▶ _EXERCISE_: Which lines hold the word "Социальная"? Copy each one.

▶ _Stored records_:
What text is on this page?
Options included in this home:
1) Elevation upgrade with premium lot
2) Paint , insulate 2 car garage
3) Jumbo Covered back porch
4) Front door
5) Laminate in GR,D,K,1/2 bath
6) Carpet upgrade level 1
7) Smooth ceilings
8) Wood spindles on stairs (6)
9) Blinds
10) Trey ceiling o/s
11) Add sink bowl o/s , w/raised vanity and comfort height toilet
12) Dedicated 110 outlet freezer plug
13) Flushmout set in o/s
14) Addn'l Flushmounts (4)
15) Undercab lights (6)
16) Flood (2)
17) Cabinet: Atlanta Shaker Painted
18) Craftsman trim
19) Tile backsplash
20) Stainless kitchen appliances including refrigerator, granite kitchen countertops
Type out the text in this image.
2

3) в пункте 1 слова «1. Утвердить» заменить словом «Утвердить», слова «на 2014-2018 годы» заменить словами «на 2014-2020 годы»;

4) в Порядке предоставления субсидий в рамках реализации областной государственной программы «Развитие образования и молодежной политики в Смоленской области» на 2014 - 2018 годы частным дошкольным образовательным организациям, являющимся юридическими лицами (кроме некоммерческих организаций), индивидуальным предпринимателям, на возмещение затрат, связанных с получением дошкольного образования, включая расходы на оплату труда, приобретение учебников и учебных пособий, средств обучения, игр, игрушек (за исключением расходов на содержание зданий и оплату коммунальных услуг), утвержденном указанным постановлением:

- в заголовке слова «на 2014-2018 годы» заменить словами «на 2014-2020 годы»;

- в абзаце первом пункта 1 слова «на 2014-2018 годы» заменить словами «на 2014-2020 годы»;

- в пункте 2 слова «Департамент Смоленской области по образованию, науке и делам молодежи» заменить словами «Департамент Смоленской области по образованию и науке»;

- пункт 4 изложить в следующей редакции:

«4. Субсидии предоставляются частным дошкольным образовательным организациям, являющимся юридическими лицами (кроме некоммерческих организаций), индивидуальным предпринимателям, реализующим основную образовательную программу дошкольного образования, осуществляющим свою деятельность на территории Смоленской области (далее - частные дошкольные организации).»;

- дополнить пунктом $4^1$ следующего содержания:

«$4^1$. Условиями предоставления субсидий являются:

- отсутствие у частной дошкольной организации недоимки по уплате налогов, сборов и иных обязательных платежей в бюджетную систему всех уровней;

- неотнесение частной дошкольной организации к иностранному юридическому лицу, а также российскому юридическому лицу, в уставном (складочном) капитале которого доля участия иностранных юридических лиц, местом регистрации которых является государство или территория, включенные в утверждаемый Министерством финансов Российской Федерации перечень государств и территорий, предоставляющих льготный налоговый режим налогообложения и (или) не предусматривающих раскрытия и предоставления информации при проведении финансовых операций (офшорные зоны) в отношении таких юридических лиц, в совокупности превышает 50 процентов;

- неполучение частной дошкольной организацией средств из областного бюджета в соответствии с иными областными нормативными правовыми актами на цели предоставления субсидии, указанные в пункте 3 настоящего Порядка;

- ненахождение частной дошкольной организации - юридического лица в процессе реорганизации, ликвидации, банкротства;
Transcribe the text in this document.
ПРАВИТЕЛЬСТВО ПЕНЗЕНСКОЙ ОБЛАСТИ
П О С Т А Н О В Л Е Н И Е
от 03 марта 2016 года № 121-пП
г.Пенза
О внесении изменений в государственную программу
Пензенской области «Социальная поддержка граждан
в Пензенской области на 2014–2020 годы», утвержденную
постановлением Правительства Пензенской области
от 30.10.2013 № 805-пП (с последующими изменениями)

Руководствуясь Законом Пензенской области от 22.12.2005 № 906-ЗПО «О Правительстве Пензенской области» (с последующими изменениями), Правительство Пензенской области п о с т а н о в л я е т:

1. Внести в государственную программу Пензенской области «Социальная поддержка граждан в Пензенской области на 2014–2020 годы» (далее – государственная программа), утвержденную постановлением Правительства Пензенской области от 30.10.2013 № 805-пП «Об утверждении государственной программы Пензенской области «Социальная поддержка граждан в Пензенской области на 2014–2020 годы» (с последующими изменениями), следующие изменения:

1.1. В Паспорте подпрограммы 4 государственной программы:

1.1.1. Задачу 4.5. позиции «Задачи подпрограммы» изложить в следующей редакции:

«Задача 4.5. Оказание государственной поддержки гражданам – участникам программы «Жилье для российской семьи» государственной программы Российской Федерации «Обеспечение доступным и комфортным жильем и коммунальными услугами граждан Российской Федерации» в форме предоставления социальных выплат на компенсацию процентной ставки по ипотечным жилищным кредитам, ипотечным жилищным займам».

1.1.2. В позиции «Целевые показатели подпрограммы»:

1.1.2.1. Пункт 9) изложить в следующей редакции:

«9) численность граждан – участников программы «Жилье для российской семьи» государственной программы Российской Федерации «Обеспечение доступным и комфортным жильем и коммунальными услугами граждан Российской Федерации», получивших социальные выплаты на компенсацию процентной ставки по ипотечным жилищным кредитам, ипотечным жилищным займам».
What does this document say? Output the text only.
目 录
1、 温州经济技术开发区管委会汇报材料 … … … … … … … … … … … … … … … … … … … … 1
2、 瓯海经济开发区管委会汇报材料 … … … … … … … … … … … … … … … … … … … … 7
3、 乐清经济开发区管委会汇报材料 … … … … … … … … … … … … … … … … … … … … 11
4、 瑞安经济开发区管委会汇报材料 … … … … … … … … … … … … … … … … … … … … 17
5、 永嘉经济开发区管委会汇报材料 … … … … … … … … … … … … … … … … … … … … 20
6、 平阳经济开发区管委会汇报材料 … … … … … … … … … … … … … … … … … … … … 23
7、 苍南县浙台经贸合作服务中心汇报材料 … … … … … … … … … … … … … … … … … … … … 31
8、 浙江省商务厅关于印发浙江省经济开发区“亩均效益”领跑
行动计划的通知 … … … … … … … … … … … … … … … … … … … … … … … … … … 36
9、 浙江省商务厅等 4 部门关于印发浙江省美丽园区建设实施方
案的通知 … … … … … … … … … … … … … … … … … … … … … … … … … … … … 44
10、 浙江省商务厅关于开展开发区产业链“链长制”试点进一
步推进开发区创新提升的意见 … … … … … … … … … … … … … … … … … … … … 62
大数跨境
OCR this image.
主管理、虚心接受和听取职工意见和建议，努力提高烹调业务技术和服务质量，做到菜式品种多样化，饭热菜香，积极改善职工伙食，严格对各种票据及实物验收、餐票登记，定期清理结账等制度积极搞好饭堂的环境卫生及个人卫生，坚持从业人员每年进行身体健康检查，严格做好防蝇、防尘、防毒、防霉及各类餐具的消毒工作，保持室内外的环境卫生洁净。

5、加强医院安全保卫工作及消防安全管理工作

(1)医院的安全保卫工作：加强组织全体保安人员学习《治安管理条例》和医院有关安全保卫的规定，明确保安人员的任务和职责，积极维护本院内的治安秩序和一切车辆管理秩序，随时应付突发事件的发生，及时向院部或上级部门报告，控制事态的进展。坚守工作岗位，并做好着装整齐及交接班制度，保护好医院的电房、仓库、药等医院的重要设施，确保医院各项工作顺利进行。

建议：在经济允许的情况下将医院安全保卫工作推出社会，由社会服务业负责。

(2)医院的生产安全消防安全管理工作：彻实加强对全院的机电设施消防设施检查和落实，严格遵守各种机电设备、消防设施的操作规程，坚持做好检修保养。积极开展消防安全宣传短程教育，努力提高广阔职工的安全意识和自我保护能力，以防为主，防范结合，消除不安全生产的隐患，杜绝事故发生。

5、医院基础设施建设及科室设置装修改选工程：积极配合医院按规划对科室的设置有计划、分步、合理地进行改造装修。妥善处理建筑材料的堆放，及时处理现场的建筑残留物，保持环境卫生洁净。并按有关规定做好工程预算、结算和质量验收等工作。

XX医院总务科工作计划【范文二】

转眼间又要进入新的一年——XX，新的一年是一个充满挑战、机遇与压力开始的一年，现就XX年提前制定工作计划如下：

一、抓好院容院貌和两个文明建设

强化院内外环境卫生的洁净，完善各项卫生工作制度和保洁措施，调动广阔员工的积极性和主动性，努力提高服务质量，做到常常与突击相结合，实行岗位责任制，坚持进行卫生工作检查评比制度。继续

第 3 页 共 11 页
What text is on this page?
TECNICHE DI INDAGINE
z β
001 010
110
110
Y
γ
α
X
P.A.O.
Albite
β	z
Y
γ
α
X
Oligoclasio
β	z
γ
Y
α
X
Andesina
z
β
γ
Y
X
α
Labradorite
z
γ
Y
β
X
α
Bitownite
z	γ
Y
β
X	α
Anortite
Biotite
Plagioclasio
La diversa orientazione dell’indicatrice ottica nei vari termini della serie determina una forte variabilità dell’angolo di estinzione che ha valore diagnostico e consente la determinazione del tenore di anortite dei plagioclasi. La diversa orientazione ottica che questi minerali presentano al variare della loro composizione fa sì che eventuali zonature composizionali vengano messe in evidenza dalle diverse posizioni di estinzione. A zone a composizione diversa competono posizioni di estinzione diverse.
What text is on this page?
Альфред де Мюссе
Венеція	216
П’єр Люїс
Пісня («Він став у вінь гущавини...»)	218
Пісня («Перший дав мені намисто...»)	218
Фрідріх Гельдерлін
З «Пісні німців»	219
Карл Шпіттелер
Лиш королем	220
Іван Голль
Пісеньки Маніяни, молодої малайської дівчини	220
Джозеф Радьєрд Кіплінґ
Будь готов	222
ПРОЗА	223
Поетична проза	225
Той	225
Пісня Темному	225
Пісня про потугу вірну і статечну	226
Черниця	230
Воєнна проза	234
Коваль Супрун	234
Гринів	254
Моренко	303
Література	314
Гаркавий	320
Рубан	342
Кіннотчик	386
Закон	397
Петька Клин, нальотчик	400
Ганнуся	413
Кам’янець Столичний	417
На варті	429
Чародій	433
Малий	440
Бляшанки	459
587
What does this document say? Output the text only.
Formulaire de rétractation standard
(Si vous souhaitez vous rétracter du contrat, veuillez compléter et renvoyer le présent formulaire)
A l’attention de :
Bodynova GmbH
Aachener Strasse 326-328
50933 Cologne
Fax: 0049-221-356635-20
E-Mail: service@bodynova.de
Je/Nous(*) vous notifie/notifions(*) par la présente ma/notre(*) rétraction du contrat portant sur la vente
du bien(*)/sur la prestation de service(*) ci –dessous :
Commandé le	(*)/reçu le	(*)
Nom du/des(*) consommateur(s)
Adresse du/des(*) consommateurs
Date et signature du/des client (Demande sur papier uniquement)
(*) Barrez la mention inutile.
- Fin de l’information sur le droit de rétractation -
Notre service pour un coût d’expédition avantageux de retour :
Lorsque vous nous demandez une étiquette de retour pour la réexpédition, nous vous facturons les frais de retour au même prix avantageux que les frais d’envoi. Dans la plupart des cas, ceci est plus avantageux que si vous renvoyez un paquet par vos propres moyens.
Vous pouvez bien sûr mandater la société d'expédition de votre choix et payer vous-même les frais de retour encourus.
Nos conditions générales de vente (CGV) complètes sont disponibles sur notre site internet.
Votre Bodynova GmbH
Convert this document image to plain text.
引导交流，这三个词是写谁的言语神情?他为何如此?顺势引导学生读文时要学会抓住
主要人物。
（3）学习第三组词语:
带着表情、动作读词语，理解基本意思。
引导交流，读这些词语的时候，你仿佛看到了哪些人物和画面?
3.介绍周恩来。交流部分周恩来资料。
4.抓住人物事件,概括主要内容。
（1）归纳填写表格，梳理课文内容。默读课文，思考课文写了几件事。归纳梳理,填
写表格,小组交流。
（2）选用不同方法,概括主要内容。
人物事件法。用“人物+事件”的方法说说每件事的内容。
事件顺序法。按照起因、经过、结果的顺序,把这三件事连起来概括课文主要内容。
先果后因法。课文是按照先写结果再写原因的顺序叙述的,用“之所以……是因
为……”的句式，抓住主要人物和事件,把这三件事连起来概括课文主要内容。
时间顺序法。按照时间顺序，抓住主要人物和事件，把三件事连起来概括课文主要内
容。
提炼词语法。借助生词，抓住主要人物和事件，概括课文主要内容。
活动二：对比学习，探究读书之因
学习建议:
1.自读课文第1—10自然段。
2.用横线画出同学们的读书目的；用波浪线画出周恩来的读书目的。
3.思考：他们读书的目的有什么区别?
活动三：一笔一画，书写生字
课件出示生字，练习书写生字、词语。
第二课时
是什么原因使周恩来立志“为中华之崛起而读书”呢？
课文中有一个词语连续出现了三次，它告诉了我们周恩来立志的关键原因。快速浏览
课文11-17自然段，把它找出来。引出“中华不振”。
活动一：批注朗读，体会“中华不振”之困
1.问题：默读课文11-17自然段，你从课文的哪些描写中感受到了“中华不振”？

▶ _TASK RESULT_:
Пензенской области «Социальная поддержка граждан
1. Внести в государственную программу Пензенской области «Социальная поддержка граждан в Пензенской области на 2014–2020 годы» (далее – государственная программа), утвержденную постановлением Правительства Пензенской области от 30.10.2013 № 805-пП «Об утверждении государственной программы Пензенской области «Социальная поддержка граждан в Пензенской области на 2014–2020 годы» (с последующими изменениями), следующие изменения:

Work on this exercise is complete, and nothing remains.